▸ **Instructions for the task**
Determine how many lines contain the string "this" and reply with that number alone.

[Dataset items]
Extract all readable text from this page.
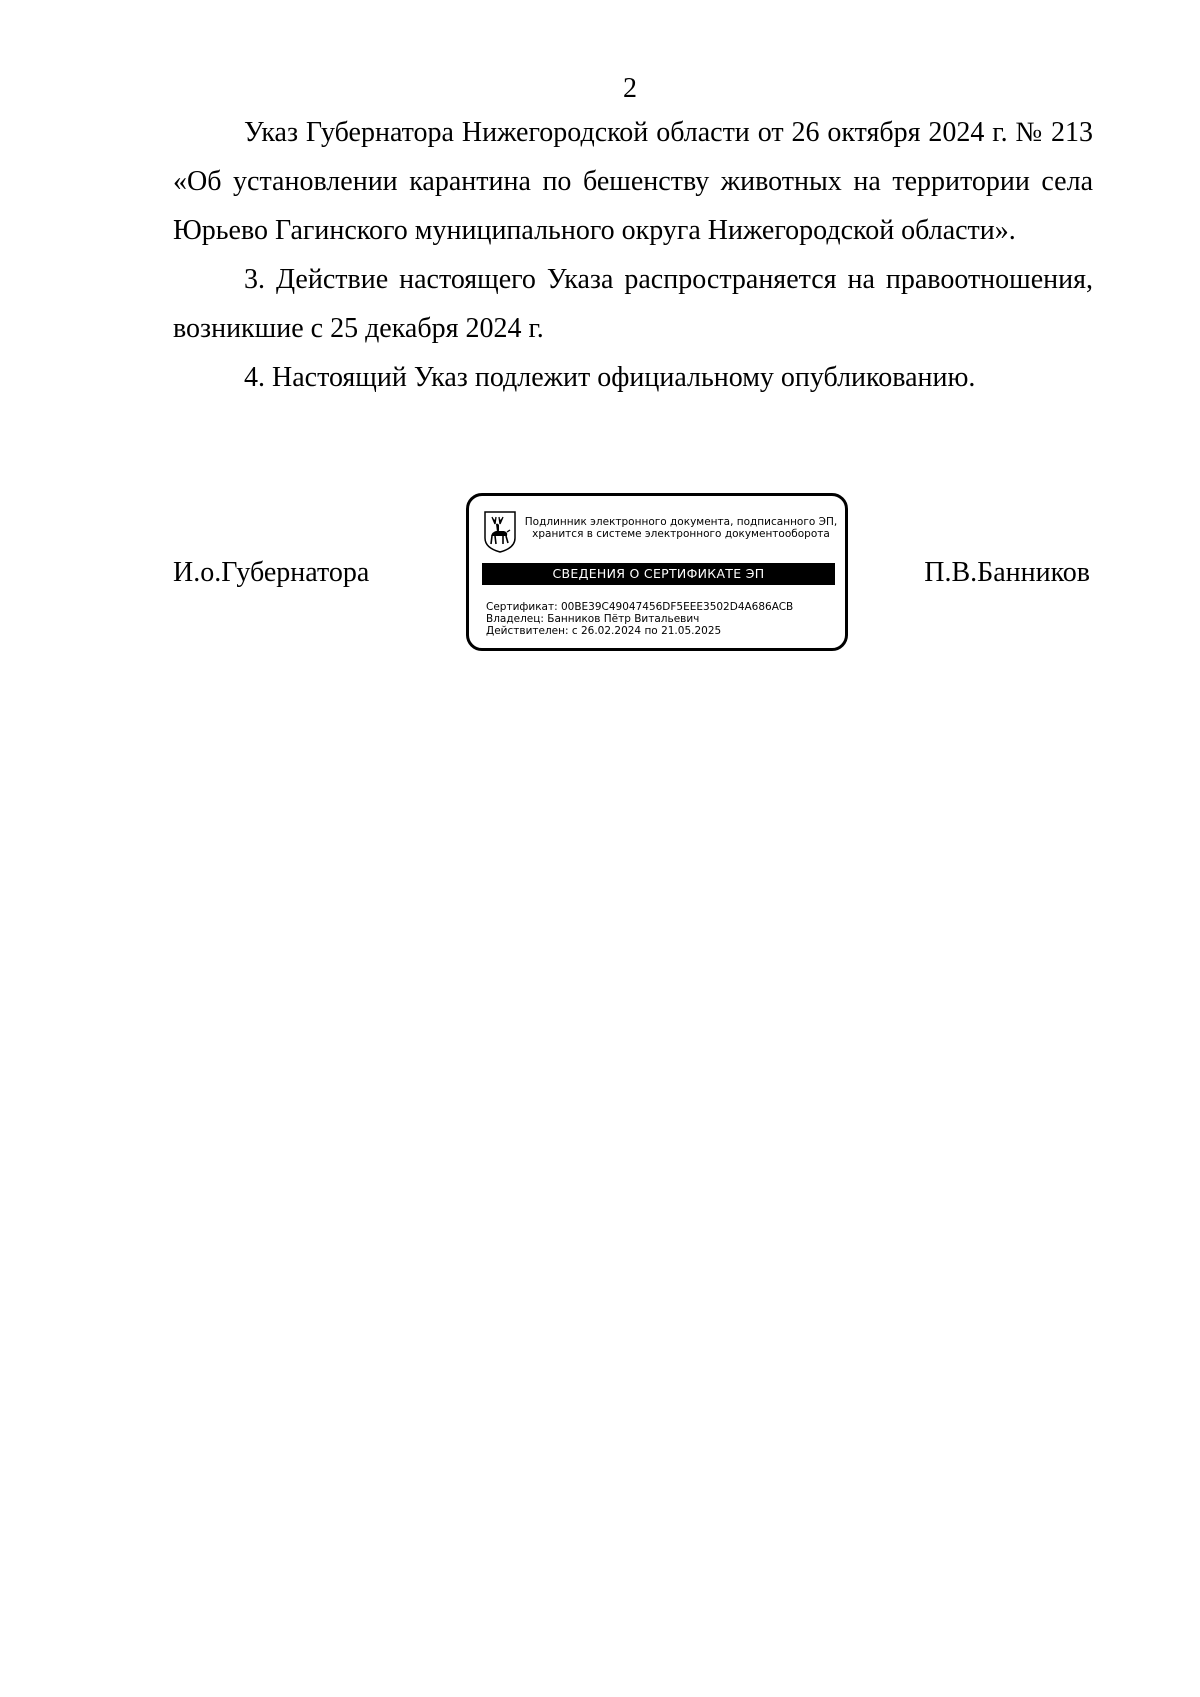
2

Указ Губернатора Нижегородской области от 26 октября 2024 г. № 213 «Об установлении карантина по бешенству животных на территории села Юрьево Гагинского муниципального округа Нижегородской области».

3. Действие настоящего Указа распространяется на правоотношения, возникшие с 25 декабря 2024 г.

4. Настоящий Указ подлежит официальному опубликованию.

И.о.Губернатора	П.В.Банников
Подлинник электронного документа, подписанного ЭП,
хранится в системе электронного документооборота
СВЕДЕНИЯ О СЕРТИФИКАТЕ ЭП
Сертификат: 00BE39C49047456DF5EEE3502D4A686ACB
Владелец: Банников Пётр Витальевич
Действителен: с 26.02.2024 по 21.05.2025
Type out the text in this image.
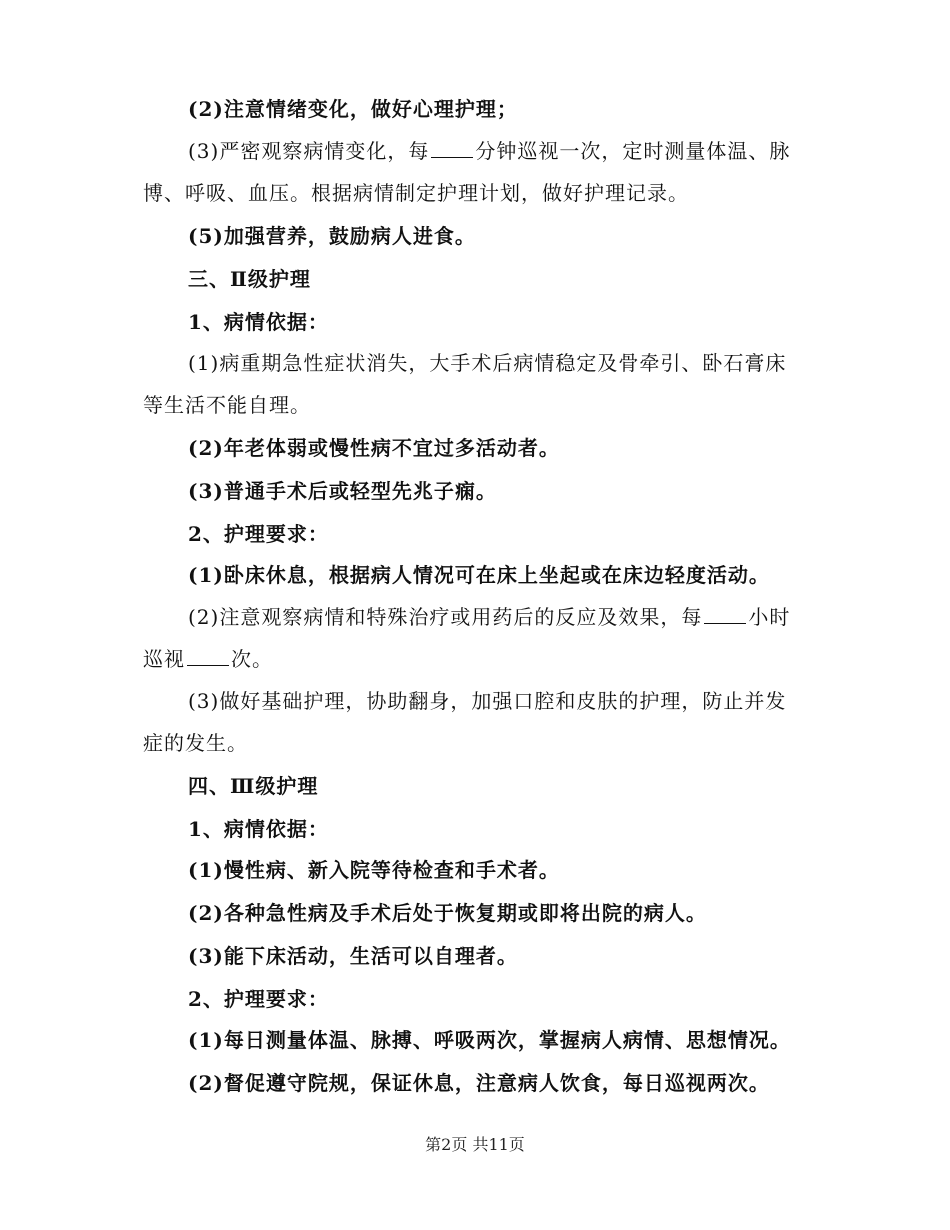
(2)注意情绪变化，做好心理护理；
(3)严密观察病情变化，每 分钟巡视一次，定时测量体温、脉
博、呼吸、血压。根据病情制定护理计划，做好护理记录。
(5)加强营养，鼓励病人进食。
三、Ⅱ级护理
1、病情依据：
(1)病重期急性症状消失，大手术后病情稳定及骨牵引、卧石膏床
等生活不能自理。
(2)年老体弱或慢性病不宜过多活动者。
(3)普通手术后或轻型先兆子痫。
2、护理要求：
(1)卧床休息，根据病人情况可在床上坐起或在床边轻度活动。
(2)注意观察病情和特殊治疗或用药后的反应及效果，每 小时
巡视 次。
(3)做好基础护理，协助翻身，加强口腔和皮肤的护理，防止并发
症的发生。
四、Ⅲ级护理
1、病情依据：
(1)慢性病、新入院等待检查和手术者。
(2)各种急性病及手术后处于恢复期或即将出院的病人。
(3)能下床活动，生活可以自理者。
2、护理要求：
(1)每日测量体温、脉搏、呼吸两次，掌握病人病情、思想情况。
(2)督促遵守院规，保证休息，注意病人饮食，每日巡视两次。
第2页 共11页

▸ **Correct response**
2